**** TASK INPUT

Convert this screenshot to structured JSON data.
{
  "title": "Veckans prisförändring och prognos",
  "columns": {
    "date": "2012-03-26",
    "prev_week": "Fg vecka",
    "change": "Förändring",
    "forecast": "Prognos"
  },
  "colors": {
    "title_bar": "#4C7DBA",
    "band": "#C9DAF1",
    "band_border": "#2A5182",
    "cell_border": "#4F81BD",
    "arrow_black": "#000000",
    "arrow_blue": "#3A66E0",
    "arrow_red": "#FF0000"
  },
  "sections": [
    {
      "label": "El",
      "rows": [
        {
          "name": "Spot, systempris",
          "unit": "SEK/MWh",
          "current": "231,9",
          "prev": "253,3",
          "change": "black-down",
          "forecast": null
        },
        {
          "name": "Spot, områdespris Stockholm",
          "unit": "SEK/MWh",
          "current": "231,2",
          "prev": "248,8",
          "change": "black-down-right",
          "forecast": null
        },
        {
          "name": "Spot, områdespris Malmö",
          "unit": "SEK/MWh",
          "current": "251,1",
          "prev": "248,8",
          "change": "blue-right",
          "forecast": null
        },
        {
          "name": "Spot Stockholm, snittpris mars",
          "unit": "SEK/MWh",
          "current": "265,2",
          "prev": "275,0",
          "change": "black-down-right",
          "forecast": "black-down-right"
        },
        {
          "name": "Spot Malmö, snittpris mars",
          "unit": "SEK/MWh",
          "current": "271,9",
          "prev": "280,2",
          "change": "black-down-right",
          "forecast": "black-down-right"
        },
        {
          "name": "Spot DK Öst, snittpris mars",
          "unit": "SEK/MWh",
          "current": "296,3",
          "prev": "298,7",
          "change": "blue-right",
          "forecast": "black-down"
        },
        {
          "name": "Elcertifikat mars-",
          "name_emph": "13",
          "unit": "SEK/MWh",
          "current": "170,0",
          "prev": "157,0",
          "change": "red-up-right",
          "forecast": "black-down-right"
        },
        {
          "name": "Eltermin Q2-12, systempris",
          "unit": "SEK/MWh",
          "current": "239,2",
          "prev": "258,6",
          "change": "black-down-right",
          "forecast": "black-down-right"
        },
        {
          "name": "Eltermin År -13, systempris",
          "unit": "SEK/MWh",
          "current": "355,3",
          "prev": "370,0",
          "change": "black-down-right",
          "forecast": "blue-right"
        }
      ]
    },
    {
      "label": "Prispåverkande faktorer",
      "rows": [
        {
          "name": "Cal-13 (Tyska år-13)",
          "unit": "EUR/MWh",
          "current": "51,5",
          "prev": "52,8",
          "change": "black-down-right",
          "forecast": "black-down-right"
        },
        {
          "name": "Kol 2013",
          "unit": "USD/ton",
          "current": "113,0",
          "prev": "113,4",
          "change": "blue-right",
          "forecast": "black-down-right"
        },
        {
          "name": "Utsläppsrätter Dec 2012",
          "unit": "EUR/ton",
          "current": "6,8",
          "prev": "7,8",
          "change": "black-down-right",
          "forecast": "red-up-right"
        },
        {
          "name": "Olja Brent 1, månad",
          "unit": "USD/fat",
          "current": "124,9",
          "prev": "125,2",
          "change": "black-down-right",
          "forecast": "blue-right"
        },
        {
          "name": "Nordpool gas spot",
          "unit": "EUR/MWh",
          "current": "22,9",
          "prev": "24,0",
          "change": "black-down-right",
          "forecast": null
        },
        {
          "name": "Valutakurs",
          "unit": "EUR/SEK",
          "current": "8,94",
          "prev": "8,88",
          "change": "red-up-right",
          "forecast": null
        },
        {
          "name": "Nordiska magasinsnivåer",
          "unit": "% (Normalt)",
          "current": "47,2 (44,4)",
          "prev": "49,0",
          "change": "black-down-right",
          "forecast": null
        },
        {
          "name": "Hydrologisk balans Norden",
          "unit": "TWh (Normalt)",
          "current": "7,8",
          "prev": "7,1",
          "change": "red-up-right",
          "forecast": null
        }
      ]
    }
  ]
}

********

WHAT TO WORK ON. Copy out all of the records above with nothing altered.

EXERCISE OUTPUT.
Convert this screenshot to structured JSON data.
{
  "title": "Veckans prisförändring och prognos",
  "columns": {
    "date": "2012-03-26",
    "prev_week": "Fg vecka",
    "change": "Förändring",
    "forecast": "Prognos"
  },
  "colors": {
    "title_bar": "#4C7DBA",
    "band": "#C9DAF1",
    "band_border": "#2A5182",
    "cell_border": "#4F81BD",
    "arrow_black": "#000000",
    "arrow_blue": "#3A66E0",
    "arrow_red": "#FF0000"
  },
  "sections": [
    {
      "label": "El",
      "rows": [
        {
          "name": "Spot, systempris",
          "unit": "SEK/MWh",
          "current": "231,9",
          "prev": "253,3",
          "change": "black-down",
          "forecast": null
        },
        {
          "name": "Spot, områdespris Stockholm",
          "unit": "SEK/MWh",
          "current": "231,2",
          "prev": "248,8",
          "change": "black-down-right",
          "forecast": null
        },
        {
          "name": "Spot, områdespris Malmö",
          "unit": "SEK/MWh",
          "current": "251,1",
          "prev": "248,8",
          "change": "blue-right",
          "forecast": null
        },
        {
          "name": "Spot Stockholm, snittpris mars",
          "unit": "SEK/MWh",
          "current": "265,2",
          "prev": "275,0",
          "change": "black-down-right",
          "forecast": "black-down-right"
        },
        {
          "name": "Spot Malmö, snittpris mars",
          "unit": "SEK/MWh",
          "current": "271,9",
          "prev": "280,2",
          "change": "black-down-right",
          "forecast": "black-down-right"
        },
        {
          "name": "Spot DK Öst, snittpris mars",
          "unit": "SEK/MWh",
          "current": "296,3",
          "prev": "298,7",
          "change": "blue-right",
          "forecast": "black-down"
        },
        {
          "name": "Elcertifikat mars-",
          "name_emph": "13",
          "unit": "SEK/MWh",
          "current": "170,0",
          "prev": "157,0",
          "change": "red-up-right",
          "forecast": "black-down-right"
        },
        {
          "name": "Eltermin Q2-12, systempris",
          "unit": "SEK/MWh",
          "current": "239,2",
          "prev": "258,6",
          "change": "black-down-right",
          "forecast": "black-down-right"
        },
        {
          "name": "Eltermin År -13, systempris",
          "unit": "SEK/MWh",
          "current": "355,3",
          "prev": "370,0",
          "change": "black-down-right",
          "forecast": "blue-right"
        }
      ]
    },
    {
      "label": "Prispåverkande faktorer",
      "rows": [
        {
          "name": "Cal-13 (Tyska år-13)",
          "unit": "EUR/MWh",
          "current": "51,5",
          "prev": "52,8",
          "change": "black-down-right",
          "forecast": "black-down-right"
        },
        {
          "name": "Kol 2013",
          "unit": "USD/ton",
          "current": "113,0",
          "prev": "113,4",
          "change": "blue-right",
          "forecast": "black-down-right"
        },
        {
          "name": "Utsläppsrätter Dec 2012",
          "unit": "EUR/ton",
          "current": "6,8",
          "prev": "7,8",
          "change": "black-down-right",
          "forecast": "red-up-right"
        },
        {
          "name": "Olja Brent 1, månad",
          "unit": "USD/fat",
          "current": "124,9",
          "prev": "125,2",
          "change": "black-down-right",
          "forecast": "blue-right"
        },
        {
          "name": "Nordpool gas spot",
          "unit": "EUR/MWh",
          "current": "22,9",
          "prev": "24,0",
          "change": "black-down-right",
          "forecast": null
        },
        {
          "name": "Valutakurs",
          "unit": "EUR/SEK",
          "current": "8,94",
          "prev": "8,88",
          "change": "red-up-right",
          "forecast": null
        },
        {
          "name": "Nordiska magasinsnivåer",
          "unit": "% (Normalt)",
          "current": "47,2 (44,4)",
          "prev": "49,0",
          "change": "black-down-right",
          "forecast": null
        },
        {
          "name": "Hydrologisk balans Norden",
          "unit": "TWh (Normalt)",
          "current": "7,8",
          "prev": "7,1",
          "change": "red-up-right",
          "forecast": null
        }
      ]
    }
  ]
}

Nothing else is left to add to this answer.